**TASK GOAL**
Each line of the material below that holds the word "Elevation" needs to be copied.

**Records that describe figures**

** START **

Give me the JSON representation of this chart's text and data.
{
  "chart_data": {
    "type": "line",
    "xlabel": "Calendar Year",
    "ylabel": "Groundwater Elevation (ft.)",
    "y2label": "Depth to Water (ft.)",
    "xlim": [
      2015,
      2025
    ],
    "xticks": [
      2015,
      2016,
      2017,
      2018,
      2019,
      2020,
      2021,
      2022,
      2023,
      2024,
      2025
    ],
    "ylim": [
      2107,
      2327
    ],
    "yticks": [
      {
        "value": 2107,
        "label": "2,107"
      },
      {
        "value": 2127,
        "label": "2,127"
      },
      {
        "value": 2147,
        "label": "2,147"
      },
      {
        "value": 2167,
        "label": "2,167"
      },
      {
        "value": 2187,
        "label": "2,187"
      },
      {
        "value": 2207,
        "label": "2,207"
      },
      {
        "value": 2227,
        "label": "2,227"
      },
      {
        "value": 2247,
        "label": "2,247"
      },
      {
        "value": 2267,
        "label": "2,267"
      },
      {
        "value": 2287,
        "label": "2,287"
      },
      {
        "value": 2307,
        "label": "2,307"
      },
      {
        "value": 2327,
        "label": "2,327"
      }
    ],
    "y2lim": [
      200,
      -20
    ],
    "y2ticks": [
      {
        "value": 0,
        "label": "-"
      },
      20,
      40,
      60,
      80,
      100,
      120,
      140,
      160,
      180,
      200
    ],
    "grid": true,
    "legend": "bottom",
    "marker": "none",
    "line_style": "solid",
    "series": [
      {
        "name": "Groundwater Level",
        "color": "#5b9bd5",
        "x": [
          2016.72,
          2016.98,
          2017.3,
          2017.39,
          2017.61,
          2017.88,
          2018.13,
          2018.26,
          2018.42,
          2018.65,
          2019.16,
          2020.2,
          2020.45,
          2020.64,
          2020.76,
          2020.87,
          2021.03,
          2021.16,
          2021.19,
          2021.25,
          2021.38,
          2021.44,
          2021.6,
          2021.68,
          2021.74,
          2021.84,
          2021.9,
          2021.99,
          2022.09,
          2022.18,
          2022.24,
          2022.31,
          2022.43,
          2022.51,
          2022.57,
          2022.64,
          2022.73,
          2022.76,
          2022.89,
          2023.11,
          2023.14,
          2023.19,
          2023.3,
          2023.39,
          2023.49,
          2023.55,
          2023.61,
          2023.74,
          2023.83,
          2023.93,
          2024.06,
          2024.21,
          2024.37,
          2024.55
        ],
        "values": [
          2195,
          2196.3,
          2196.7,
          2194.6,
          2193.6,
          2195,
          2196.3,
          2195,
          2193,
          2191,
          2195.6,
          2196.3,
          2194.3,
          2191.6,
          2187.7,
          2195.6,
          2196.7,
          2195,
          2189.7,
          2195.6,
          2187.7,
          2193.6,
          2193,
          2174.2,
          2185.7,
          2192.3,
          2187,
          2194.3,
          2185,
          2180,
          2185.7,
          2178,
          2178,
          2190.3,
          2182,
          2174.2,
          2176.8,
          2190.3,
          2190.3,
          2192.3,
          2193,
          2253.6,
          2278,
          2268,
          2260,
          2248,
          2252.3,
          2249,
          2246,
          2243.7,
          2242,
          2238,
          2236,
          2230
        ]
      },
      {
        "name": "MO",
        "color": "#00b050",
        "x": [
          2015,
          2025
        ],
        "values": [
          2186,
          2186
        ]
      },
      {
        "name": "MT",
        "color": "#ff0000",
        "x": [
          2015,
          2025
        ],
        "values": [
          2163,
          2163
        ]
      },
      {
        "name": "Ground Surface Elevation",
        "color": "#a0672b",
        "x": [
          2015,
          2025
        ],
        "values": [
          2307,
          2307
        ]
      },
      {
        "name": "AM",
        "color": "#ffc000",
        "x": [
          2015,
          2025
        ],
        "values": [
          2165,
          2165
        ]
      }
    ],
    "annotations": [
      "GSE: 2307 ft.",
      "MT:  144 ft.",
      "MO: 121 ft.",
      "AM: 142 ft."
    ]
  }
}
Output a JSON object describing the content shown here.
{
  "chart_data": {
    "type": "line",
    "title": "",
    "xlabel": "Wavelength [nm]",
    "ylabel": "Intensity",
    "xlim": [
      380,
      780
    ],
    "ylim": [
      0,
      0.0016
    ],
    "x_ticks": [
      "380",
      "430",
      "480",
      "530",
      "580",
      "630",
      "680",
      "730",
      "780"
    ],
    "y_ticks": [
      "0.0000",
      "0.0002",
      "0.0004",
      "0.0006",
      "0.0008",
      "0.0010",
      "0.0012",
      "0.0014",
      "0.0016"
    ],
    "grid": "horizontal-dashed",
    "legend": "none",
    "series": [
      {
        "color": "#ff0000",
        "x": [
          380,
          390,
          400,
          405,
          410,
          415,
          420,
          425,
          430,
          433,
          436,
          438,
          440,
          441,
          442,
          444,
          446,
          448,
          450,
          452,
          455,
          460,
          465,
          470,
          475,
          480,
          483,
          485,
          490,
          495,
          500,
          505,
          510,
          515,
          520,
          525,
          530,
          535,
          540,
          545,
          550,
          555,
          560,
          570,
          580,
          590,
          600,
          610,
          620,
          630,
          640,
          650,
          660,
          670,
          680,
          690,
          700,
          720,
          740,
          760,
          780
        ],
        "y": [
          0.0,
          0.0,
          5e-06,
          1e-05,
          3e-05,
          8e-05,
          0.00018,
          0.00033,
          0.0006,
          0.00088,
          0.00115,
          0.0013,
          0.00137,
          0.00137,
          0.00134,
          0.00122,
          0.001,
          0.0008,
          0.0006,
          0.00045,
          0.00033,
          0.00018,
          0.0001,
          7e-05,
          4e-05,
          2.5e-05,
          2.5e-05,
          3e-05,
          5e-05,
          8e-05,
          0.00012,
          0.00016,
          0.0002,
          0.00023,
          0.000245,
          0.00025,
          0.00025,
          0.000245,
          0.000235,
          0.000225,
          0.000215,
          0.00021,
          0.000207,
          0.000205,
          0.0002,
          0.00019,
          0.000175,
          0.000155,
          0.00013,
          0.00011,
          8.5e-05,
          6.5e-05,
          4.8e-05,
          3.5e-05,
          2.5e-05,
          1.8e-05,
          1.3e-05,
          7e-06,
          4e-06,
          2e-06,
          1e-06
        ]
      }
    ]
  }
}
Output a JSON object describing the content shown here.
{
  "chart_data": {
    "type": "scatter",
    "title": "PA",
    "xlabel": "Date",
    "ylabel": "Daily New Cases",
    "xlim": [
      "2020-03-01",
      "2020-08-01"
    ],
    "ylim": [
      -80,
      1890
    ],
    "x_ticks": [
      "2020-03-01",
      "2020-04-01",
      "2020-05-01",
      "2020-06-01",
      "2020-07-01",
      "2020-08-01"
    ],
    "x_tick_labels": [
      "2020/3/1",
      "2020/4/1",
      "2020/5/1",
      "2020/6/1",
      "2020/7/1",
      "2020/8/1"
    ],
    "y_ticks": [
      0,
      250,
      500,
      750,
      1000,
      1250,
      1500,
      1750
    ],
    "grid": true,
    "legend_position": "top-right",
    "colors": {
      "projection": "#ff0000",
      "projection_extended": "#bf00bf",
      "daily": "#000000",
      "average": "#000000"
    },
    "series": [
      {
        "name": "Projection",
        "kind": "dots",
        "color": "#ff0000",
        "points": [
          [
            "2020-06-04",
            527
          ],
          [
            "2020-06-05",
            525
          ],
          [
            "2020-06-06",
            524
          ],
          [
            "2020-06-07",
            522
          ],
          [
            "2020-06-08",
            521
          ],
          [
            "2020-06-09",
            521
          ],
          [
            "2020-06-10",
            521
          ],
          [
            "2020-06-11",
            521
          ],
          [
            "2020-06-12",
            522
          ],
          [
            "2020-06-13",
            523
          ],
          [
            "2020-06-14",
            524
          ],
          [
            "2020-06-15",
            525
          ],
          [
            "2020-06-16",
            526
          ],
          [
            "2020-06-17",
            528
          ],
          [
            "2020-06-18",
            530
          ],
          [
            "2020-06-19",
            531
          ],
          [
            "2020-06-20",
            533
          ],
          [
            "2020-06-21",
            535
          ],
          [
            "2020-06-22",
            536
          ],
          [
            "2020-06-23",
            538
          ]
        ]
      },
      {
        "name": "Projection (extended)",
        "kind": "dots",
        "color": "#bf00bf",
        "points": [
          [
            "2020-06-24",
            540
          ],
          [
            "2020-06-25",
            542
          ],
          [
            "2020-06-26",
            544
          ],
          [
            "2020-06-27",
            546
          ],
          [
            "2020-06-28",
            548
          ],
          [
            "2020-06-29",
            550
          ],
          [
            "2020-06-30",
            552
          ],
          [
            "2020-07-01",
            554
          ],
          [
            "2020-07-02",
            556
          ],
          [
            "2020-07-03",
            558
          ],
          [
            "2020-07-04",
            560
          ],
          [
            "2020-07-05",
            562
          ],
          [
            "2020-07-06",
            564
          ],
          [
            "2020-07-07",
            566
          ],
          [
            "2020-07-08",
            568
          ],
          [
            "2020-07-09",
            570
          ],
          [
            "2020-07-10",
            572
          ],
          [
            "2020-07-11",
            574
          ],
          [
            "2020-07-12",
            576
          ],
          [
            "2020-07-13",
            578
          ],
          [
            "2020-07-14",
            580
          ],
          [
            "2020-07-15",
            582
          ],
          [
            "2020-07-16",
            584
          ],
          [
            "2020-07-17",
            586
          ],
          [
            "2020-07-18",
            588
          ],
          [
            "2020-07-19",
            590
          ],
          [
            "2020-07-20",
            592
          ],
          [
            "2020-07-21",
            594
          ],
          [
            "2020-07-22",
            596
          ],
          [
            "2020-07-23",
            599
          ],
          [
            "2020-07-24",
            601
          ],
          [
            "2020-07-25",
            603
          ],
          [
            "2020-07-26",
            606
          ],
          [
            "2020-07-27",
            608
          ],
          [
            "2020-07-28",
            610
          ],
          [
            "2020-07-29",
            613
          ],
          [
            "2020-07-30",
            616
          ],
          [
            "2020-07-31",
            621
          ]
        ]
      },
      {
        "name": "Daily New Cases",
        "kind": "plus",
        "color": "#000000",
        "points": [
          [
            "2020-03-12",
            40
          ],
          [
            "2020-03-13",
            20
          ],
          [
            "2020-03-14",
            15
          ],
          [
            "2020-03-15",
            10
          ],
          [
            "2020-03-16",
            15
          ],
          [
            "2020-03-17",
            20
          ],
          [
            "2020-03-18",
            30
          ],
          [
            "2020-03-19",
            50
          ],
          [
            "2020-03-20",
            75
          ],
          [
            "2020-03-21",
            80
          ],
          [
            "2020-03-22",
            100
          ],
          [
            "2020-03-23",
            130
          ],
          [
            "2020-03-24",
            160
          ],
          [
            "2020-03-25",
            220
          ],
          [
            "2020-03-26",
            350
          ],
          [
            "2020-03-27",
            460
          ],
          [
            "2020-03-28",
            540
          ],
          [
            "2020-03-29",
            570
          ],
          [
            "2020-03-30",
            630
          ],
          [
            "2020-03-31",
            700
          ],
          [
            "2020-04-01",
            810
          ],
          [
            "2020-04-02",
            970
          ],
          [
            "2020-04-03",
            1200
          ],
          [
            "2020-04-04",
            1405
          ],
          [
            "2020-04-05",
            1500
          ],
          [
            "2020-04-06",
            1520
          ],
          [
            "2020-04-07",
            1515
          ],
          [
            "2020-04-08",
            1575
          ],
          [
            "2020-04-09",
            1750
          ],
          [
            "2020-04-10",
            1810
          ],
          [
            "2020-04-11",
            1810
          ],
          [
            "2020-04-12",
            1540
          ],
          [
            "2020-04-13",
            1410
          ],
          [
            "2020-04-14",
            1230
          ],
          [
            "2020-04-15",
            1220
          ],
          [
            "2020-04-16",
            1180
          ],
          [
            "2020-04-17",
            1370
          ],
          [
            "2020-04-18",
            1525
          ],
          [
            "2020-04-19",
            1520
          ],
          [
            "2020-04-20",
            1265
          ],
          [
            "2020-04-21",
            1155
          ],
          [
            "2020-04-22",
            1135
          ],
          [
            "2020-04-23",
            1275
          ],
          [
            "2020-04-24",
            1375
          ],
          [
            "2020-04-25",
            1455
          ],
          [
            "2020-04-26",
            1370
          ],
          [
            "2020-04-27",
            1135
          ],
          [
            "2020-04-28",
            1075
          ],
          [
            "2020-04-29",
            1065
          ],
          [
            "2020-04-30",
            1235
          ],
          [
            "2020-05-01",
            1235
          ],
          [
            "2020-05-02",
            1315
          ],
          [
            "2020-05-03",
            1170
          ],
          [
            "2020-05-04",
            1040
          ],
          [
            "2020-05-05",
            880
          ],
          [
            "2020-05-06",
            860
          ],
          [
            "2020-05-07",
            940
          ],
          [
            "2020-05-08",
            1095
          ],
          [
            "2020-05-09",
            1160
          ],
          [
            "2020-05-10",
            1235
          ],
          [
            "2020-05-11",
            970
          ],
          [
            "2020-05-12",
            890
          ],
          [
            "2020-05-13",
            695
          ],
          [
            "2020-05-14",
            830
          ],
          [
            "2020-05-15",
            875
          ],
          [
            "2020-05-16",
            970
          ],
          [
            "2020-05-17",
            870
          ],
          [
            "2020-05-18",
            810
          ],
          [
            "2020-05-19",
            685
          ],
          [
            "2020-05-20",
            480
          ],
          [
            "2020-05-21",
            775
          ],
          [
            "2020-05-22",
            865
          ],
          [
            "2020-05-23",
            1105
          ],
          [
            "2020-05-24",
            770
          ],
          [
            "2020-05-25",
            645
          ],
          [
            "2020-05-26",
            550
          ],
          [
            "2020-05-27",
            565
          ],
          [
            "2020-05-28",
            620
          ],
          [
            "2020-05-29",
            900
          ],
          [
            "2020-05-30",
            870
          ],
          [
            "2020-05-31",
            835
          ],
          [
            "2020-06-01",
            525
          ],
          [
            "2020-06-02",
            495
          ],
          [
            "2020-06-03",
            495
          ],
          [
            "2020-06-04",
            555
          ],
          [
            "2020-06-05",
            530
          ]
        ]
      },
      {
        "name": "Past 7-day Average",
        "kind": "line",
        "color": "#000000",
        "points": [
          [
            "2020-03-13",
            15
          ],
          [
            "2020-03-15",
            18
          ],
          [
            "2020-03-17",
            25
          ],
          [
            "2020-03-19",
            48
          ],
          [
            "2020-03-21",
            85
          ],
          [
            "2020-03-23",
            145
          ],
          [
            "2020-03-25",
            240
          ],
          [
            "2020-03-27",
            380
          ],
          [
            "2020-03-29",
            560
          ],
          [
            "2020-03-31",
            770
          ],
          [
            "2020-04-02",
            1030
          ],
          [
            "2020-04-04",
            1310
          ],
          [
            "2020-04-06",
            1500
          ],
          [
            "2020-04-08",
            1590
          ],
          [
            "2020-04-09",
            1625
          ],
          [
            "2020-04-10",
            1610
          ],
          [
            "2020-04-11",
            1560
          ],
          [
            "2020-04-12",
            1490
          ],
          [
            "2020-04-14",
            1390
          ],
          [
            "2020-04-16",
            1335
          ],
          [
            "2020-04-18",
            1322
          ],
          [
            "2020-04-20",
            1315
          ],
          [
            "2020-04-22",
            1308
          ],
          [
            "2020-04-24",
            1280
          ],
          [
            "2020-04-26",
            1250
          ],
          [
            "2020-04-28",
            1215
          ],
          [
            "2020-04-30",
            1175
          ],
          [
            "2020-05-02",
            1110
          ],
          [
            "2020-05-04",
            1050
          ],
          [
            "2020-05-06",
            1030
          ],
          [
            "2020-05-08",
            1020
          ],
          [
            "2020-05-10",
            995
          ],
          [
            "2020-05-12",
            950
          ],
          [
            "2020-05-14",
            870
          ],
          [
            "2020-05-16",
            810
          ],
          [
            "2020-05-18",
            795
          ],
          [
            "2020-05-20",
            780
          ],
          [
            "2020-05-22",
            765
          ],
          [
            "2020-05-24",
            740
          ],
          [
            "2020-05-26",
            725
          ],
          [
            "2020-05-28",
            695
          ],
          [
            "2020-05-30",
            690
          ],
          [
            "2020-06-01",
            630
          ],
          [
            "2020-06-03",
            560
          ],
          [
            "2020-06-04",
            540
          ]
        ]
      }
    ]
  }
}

** END **

**TASK OUTPUT**
    "ylabel": "Groundwater Elevation (ft.)",
        "name": "Ground Surface Elevation",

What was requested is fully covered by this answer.